### Task details
Wherever the string "name" appears in a line, extract that line.

---

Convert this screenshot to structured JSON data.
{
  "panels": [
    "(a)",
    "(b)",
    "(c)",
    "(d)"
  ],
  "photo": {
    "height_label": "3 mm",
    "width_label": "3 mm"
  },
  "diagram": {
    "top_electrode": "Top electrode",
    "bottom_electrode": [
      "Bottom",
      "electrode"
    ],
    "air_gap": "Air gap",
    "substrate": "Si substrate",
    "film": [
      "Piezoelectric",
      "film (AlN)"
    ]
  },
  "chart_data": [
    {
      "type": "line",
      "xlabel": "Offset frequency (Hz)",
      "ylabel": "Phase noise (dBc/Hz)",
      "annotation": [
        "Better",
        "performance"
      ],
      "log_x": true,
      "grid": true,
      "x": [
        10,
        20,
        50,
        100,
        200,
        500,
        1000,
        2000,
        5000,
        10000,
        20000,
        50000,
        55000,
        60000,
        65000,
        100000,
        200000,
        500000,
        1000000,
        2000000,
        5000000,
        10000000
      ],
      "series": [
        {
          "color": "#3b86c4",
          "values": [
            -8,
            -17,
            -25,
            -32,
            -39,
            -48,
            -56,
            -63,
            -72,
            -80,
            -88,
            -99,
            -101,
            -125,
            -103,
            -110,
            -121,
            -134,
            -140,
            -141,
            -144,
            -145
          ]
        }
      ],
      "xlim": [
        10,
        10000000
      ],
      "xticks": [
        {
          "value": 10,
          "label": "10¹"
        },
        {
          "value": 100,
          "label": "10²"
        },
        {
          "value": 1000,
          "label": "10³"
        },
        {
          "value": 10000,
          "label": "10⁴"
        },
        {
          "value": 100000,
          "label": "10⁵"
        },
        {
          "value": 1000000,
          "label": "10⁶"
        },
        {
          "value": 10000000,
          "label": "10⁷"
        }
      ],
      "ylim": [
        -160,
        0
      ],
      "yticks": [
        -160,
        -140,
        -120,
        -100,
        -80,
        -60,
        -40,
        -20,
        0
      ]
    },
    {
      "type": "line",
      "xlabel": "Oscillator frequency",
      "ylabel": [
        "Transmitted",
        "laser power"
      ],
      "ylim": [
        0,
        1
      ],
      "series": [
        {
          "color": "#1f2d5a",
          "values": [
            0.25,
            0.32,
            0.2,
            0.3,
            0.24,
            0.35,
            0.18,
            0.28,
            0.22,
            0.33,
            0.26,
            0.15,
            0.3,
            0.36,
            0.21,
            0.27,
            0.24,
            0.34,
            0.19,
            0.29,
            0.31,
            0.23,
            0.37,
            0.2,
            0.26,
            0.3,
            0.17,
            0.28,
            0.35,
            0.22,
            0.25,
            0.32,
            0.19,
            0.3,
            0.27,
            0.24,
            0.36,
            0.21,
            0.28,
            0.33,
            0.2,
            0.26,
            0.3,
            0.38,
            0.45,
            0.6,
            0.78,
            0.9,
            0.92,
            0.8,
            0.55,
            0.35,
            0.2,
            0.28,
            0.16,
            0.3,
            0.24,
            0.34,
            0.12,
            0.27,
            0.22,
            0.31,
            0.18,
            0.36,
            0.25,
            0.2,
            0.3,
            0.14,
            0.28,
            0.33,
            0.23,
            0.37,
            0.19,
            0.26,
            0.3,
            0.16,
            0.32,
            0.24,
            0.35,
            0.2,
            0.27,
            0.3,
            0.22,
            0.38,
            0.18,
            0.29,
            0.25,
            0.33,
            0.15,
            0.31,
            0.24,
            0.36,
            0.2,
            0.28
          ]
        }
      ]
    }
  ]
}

---

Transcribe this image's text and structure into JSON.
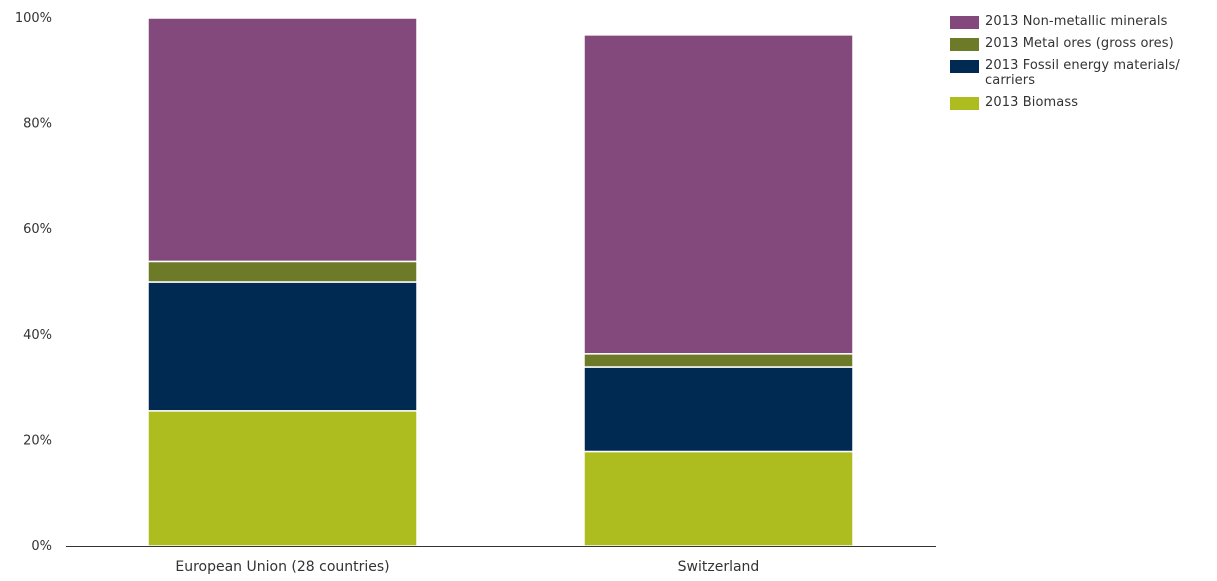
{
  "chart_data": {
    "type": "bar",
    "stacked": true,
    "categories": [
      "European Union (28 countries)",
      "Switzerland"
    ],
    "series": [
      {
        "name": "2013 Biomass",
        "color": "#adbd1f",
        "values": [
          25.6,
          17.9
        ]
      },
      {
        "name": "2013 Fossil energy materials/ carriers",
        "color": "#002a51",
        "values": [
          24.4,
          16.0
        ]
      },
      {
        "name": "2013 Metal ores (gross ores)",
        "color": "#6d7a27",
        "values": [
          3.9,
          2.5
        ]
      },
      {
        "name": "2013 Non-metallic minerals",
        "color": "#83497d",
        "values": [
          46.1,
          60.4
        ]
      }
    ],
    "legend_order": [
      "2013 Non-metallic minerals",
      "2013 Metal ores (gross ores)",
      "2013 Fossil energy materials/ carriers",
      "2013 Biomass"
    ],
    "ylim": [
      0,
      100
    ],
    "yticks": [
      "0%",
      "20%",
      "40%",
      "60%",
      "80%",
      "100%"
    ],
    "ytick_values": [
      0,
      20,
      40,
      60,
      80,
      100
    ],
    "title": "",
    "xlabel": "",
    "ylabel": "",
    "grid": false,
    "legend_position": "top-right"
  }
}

---

### Solution below
        "name": "2013 Biomass",
        "name": "2013 Fossil energy materials/ carriers",
        "name": "2013 Metal ores (gross ores)",
        "name": "2013 Non-metallic minerals",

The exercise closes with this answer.